• _DIRECTIONS FOR THIS TASK_: Find the lines holding the word "Long" and collect them.

Data entries for graphics

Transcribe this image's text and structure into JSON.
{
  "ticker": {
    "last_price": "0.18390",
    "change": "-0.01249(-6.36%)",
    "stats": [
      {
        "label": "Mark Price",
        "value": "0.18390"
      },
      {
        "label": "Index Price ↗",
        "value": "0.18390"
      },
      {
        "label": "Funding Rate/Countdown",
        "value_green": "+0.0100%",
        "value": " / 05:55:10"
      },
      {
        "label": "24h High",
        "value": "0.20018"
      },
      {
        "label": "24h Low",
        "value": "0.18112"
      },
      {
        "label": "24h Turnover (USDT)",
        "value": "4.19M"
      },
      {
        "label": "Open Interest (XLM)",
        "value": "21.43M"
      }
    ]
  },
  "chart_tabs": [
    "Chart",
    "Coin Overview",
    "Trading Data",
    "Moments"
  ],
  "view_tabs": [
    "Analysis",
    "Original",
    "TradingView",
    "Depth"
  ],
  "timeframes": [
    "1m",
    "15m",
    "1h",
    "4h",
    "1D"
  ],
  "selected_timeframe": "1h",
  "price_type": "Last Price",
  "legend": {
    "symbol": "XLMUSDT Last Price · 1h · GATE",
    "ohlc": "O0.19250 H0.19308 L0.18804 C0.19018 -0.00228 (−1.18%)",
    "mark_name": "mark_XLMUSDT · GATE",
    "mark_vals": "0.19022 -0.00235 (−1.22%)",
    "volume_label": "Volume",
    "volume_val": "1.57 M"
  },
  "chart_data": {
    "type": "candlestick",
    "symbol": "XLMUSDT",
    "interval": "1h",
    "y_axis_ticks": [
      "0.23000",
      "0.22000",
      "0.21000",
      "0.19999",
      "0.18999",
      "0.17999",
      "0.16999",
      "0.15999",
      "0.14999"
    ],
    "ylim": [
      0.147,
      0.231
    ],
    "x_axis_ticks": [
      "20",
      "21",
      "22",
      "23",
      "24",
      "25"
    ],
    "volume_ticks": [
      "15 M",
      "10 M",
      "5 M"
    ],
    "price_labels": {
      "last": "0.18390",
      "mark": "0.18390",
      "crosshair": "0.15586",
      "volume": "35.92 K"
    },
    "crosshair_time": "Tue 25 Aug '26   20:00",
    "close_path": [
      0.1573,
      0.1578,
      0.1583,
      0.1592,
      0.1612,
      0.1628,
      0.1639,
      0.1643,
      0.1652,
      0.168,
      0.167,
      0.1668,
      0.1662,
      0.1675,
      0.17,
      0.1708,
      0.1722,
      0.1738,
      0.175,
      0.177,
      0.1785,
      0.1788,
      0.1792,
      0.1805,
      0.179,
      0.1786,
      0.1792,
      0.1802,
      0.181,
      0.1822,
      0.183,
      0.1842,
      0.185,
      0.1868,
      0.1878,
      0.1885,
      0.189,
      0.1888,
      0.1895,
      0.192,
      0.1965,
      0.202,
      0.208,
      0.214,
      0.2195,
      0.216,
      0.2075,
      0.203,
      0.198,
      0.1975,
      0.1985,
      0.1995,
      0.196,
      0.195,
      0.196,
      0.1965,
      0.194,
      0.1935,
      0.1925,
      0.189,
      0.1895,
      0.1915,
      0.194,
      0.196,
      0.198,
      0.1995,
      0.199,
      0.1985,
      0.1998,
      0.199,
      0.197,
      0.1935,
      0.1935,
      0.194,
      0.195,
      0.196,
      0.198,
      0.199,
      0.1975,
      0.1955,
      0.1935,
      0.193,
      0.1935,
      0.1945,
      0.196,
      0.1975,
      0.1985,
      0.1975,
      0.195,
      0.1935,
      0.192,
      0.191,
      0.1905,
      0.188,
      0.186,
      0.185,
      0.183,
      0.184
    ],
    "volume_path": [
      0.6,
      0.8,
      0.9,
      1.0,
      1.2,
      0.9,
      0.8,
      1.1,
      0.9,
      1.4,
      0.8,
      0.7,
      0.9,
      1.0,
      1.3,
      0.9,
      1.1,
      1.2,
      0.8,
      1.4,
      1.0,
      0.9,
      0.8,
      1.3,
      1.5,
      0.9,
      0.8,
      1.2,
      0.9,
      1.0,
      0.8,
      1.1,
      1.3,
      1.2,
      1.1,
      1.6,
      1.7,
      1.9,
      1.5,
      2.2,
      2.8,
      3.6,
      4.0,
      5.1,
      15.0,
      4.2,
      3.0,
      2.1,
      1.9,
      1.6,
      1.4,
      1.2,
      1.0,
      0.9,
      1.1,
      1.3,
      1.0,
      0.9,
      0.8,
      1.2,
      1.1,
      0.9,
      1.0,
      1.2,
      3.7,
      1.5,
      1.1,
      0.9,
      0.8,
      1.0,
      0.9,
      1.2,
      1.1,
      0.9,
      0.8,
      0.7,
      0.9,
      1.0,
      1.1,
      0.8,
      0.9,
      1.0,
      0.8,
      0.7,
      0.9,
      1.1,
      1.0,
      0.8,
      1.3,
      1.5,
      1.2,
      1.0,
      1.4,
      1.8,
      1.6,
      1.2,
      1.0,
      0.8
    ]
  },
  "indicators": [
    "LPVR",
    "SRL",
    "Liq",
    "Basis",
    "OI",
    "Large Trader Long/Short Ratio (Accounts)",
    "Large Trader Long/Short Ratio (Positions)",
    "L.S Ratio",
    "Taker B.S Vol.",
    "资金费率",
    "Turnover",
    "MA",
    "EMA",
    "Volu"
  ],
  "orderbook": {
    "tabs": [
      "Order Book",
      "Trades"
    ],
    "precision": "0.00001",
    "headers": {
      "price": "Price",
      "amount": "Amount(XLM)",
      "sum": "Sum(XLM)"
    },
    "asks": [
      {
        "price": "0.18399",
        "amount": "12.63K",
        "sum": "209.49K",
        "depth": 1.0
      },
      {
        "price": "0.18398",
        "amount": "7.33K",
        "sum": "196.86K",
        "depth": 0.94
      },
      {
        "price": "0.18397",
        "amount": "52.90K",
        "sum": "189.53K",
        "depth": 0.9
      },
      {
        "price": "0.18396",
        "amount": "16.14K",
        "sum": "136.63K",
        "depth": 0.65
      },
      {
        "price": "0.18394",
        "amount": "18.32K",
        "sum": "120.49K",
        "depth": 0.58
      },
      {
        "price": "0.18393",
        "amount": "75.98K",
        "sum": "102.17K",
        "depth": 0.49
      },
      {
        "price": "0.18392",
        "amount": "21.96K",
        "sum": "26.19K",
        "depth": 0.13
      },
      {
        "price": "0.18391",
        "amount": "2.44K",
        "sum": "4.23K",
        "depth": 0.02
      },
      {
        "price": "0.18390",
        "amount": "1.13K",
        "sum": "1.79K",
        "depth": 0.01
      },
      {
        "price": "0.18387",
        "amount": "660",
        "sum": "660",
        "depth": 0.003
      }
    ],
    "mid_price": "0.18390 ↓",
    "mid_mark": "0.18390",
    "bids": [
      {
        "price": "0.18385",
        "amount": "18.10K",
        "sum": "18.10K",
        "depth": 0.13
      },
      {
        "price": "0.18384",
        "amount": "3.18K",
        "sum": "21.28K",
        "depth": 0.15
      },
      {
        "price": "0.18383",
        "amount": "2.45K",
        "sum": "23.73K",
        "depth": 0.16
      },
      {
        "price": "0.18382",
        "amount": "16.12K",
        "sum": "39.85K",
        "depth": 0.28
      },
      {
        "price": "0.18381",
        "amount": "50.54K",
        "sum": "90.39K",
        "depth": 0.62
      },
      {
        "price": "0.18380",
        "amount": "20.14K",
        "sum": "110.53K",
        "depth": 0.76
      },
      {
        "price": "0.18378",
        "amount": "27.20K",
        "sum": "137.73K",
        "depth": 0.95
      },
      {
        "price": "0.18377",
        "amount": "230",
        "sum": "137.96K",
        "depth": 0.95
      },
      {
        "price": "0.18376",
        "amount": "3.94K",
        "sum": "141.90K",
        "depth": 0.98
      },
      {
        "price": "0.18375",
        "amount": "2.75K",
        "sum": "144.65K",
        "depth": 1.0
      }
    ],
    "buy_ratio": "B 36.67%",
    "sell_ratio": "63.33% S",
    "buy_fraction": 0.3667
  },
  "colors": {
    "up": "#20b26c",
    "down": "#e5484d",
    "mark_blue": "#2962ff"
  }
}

• _WRITTEN ANSWER_:
    "Large Trader Long/Short Ratio (Accounts)",
    "Large Trader Long/Short Ratio (Positions)",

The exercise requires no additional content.